**** SUPPLIED MATERIAL ****

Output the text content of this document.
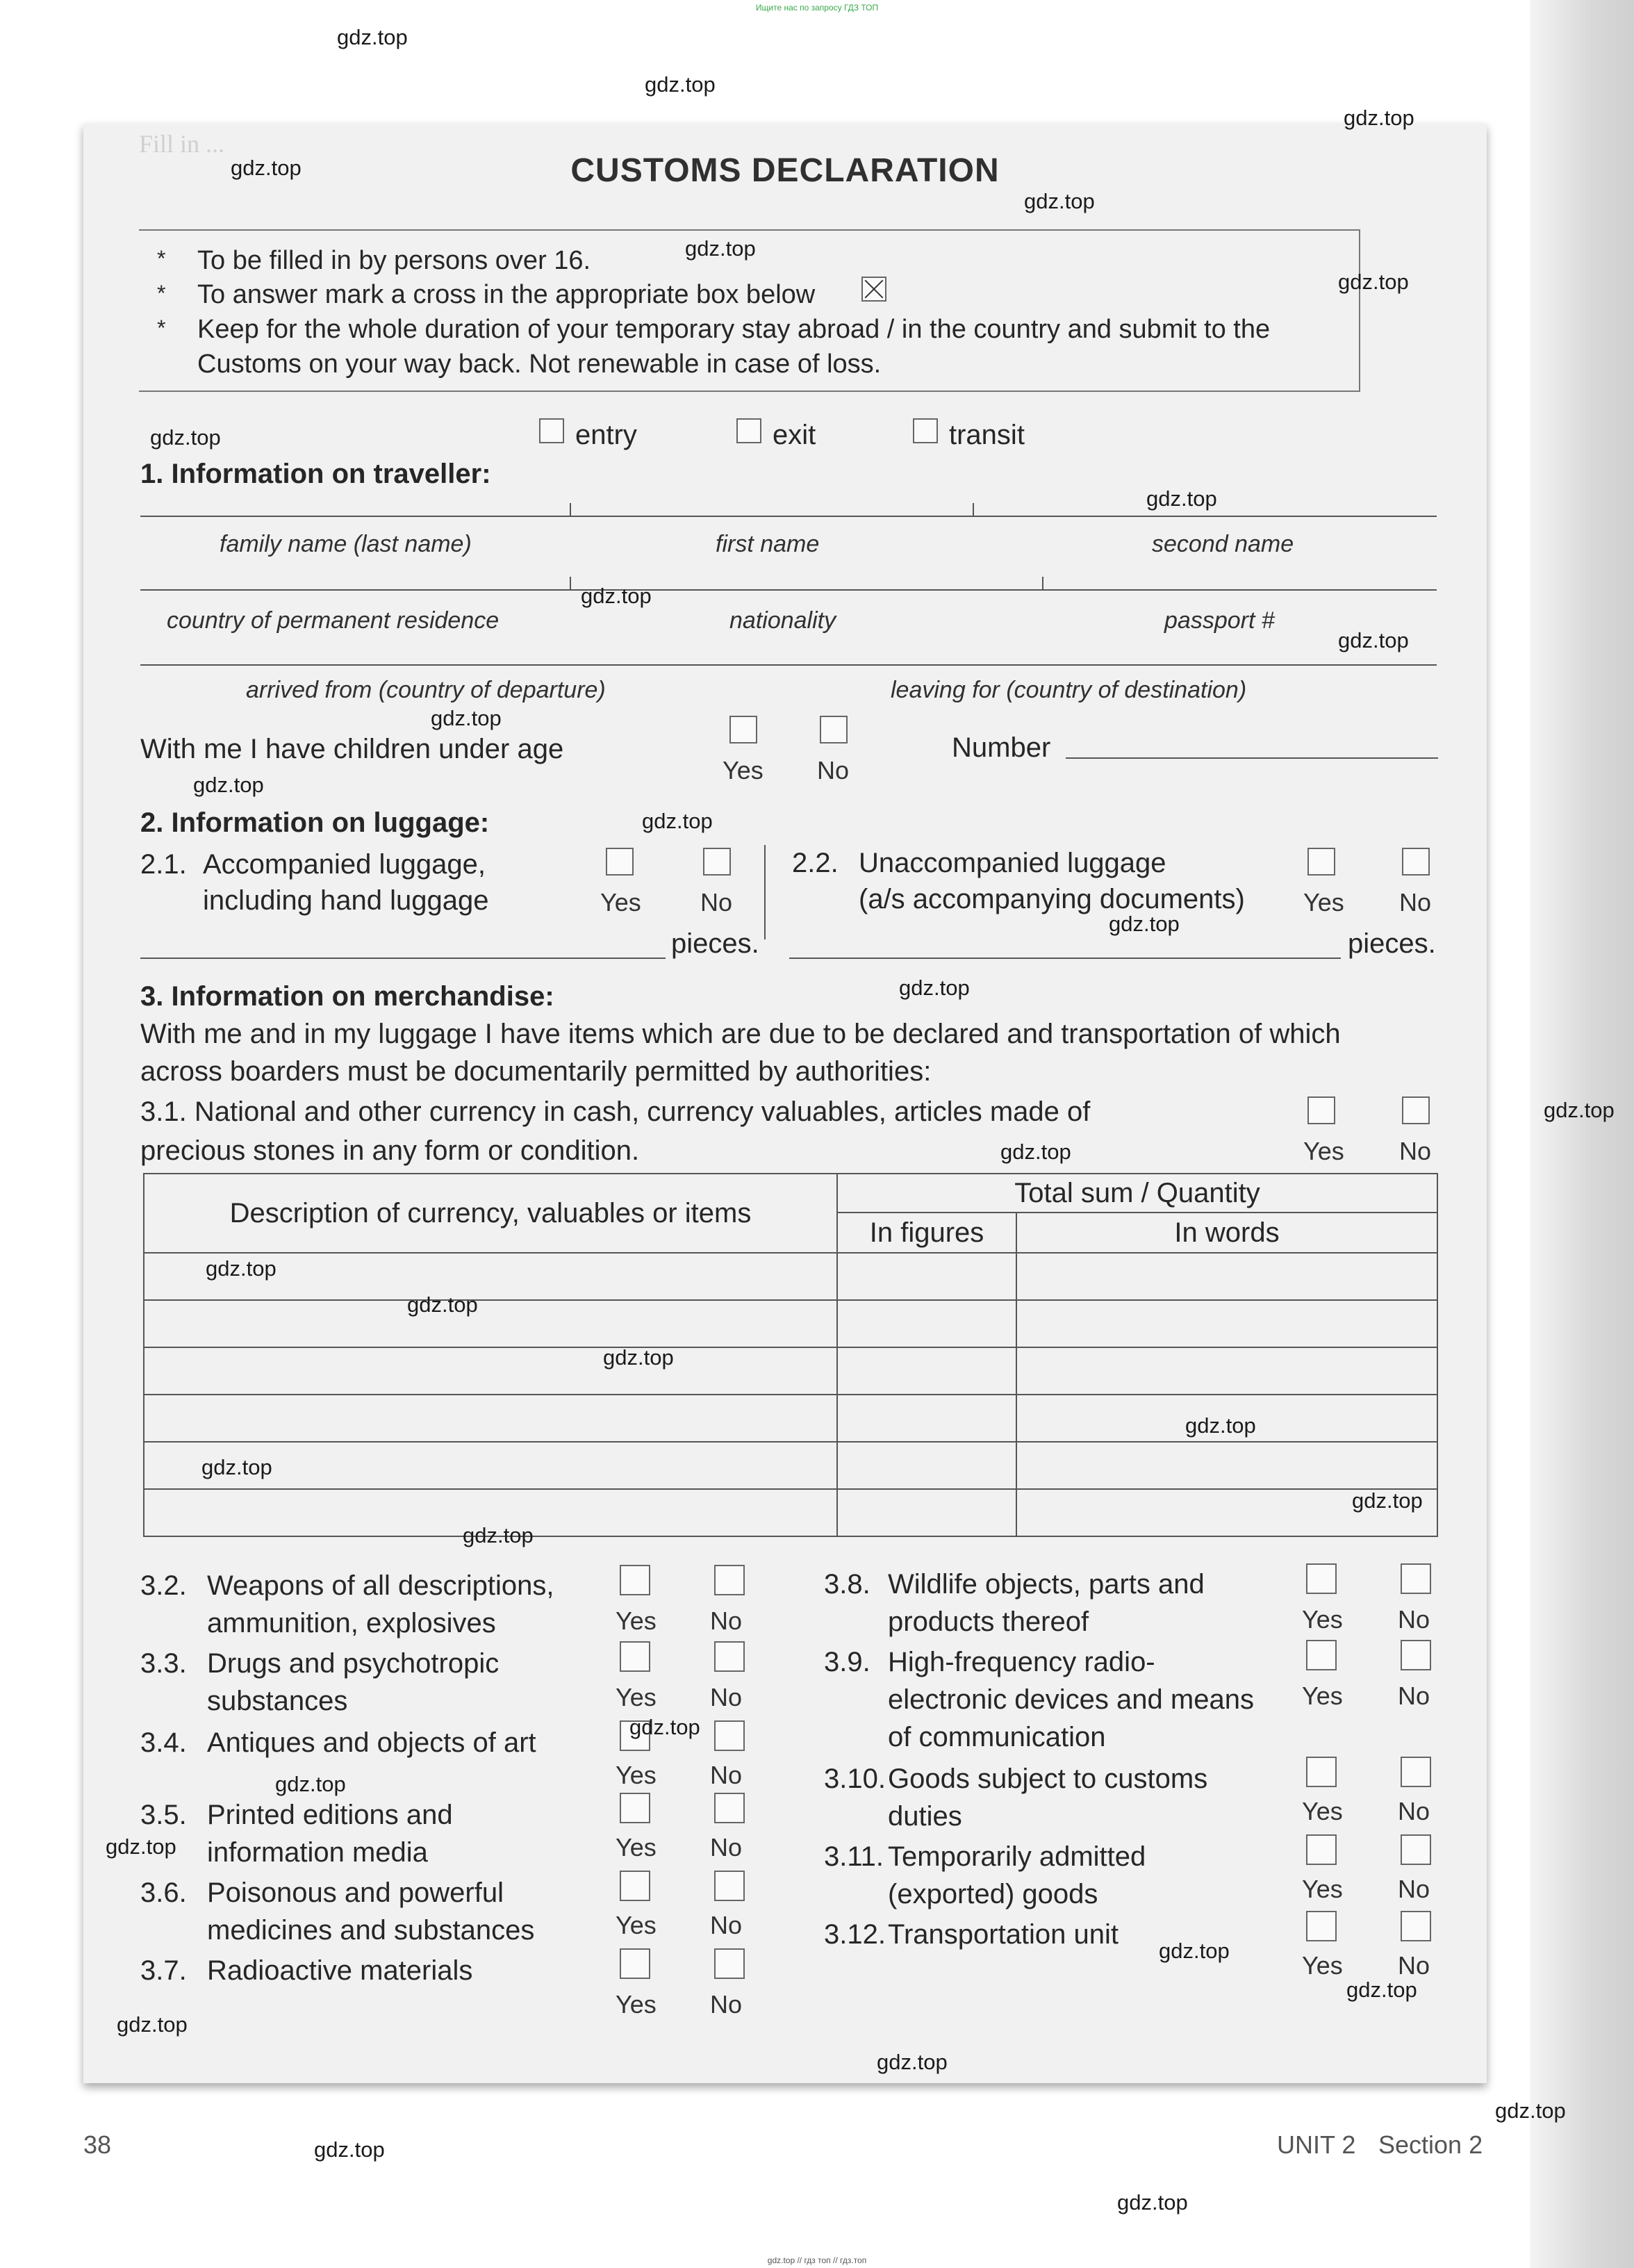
Ищите нас по запросу ГДЗ ТОП
Fill in ...
CUSTOMS DECLARATION
*
*
*
To be filled in by persons over 16.
To answer mark a cross in the appropriate box below
Keep for the whole duration of your temporary stay abroad / in the country and submit to the
Customs on your way back. Not renewable in case of loss.
entry	exit	transit
1. Information on traveller:
family name (last name)	first name	second name
country of permanent residence	nationality	passport #
arrived from (country of departure)	leaving for (country of destination)
With me I have children under age
Yes No
Number
2. Information on luggage:
2.1. Accompanied luggage,
including hand luggage	Yes No
pieces.
2.2. Unaccompanied luggage
(a/s accompanying documents) Yes No
pieces.
3. Information on merchandise:
With me and in my luggage I have items which are due to be declared and transportation of which
across boarders must be documentarily permitted by authorities:
3.1. National and other currency in cash, currency valuables, articles made of
precious stones in any form or condition.	Yes No
Description of currency, valuables or items	Total sum / Quantity	
	In figures	In words

3.2. Weapons of all descriptions,
ammunition, explosives	Yes No
3.3. Drugs and psychotropic
substances	Yes No
3.4. Antiques and objects of art
Yes No
3.5. Printed editions and
information media	Yes No
3.6. Poisonous and powerful
medicines and substances	Yes No
3.7. Radioactive materials
Yes No
3.8. Wildlife objects, parts and
products thereof	Yes No
3.9. High-frequency radio-
electronic devices and means
of communication
Yes No
3.10. Goods subject to customs
duties	Yes No
3.11. Temporarily admitted
(exported) goods	Yes No
3.12. Transportation unit
Yes No
38	UNIT 2 Section 2
gdz.top
gdz.top
gdz.top
gdz.top
gdz.top
gdz.top
gdz.top
gdz.top
gdz.top
gdz.top
gdz.top
gdz.top
gdz.top
gdz.top
gdz.top
gdz.top
gdz.top
gdz.top
gdz.top
gdz.top
gdz.top
gdz.top
gdz.top
gdz.top
gdz.top
gdz.top
gdz.top
gdz.top
gdz.top
gdz.top
gdz.top
gdz.top
gdz.top
gdz.top
gdz.top
gdz.top // гдз топ // гдз.топ
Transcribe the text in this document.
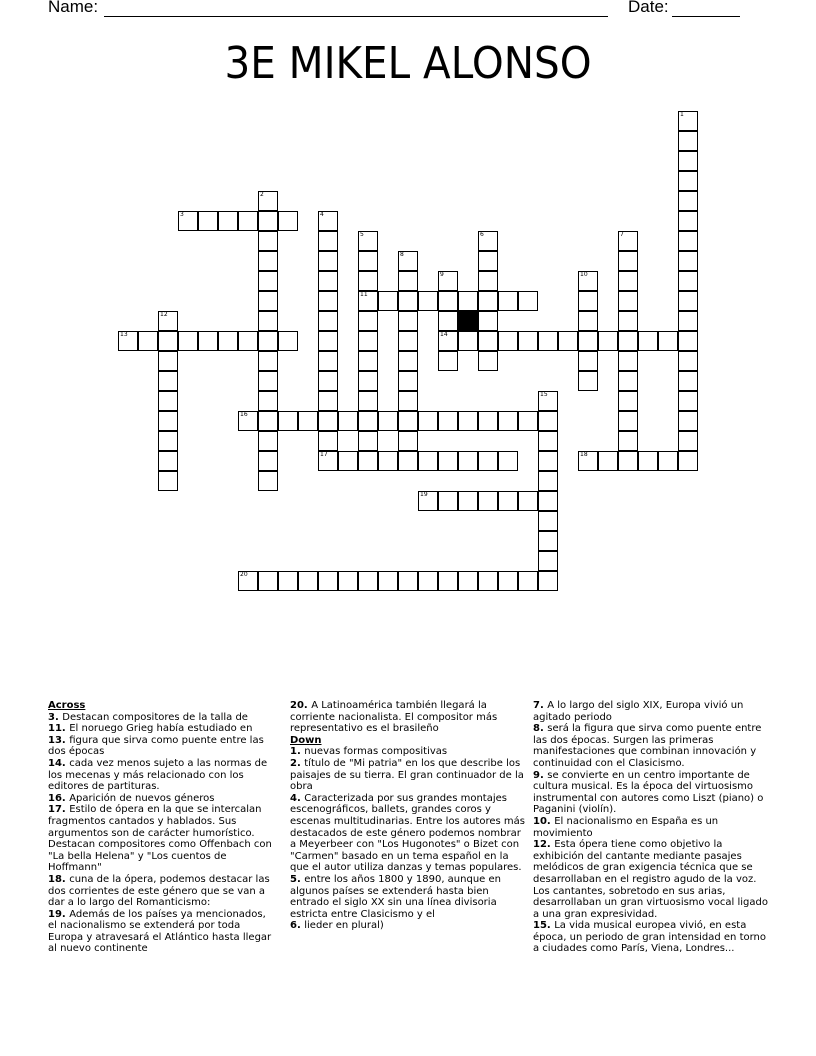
Name:	Date:
3E MIKEL ALONSO
1
2
3	4
5	6	7
8
9	10
11
12
13	14
15
16
17	18
19
20
Across
3. Destacan compositores de la talla de
11. El noruego Grieg había estudiado en
13. figura que sirva como puente entre las dos épocas
14. cada vez menos sujeto a las normas de los mecenas y más relacionado con los editores de partituras.
16. Aparición de nuevos géneros
17. Estilo de ópera en la que se intercalan fragmentos cantados y hablados. Sus argumentos son de carácter humorístico. Destacan compositores como Offenbach con "La bella Helena" y "Los cuentos de Hoffmann"
18. cuna de la ópera, podemos destacar las dos corrientes de este género que se van a dar a lo largo del Romanticismo:
19. Además de los países ya mencionados, el nacionalismo se extenderá por toda Europa y atravesará el Atlántico hasta llegar al nuevo continente
20. A Latinoamérica también llegará la corriente nacionalista. El compositor más representativo es el brasileño
Down
1. nuevas formas compositivas
2. título de "Mi patria" en los que describe los paisajes de su tierra. El gran continuador de la obra
4. Caracterizada por sus grandes montajes escenográficos, ballets, grandes coros y escenas multitudinarias. Entre los autores más destacados de este género podemos nombrar a Meyerbeer con "Los Hugonotes" o Bizet con "Carmen" basado en un tema español en la que el autor utiliza danzas y temas populares.
5. entre los años 1800 y 1890, aunque en algunos países se extenderá hasta bien entrado el siglo XX sin una línea divisoria estricta entre Clasicismo y el
6. lieder en plural)
7. A lo largo del siglo XIX, Europa vivió un agitado periodo
8. será la figura que sirva como puente entre las dos épocas. Surgen las primeras manifestaciones que combinan innovación y continuidad con el Clasicismo.
9. se convierte en un centro importante de cultura musical. Es la época del virtuosismo instrumental con autores como Liszt (piano) o Paganini (violín).
10. El nacionalismo en España es un movimiento
12. Esta ópera tiene como objetivo la exhibición del cantante mediante pasajes melódicos de gran exigencia técnica que se desarrollaban en el registro agudo de la voz. Los cantantes, sobretodo en sus arias, desarrollaban un gran virtuosismo vocal ligado a una gran expresividad.
15. La vida musical europea vivió, en esta época, un periodo de gran intensidad en torno a ciudades como París, Viena, Londres...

****

**SET TASK:** Pick out every line with the string "virtuosismo" and copy it.

**EXPECTED OUTPUT:**
9. se convierte en un centro importante de cultura musical. Es la época del virtuosismo instrumental con autores como Liszt (piano) o Paganini (violín).
12. Esta ópera tiene como objetivo la exhibición del cantante mediante pasajes melódicos de gran exigencia técnica que se desarrollaban en el registro agudo de la voz. Los cantantes, sobretodo en sus arias, desarrollaban un gran virtuosismo vocal ligado a una gran expresividad.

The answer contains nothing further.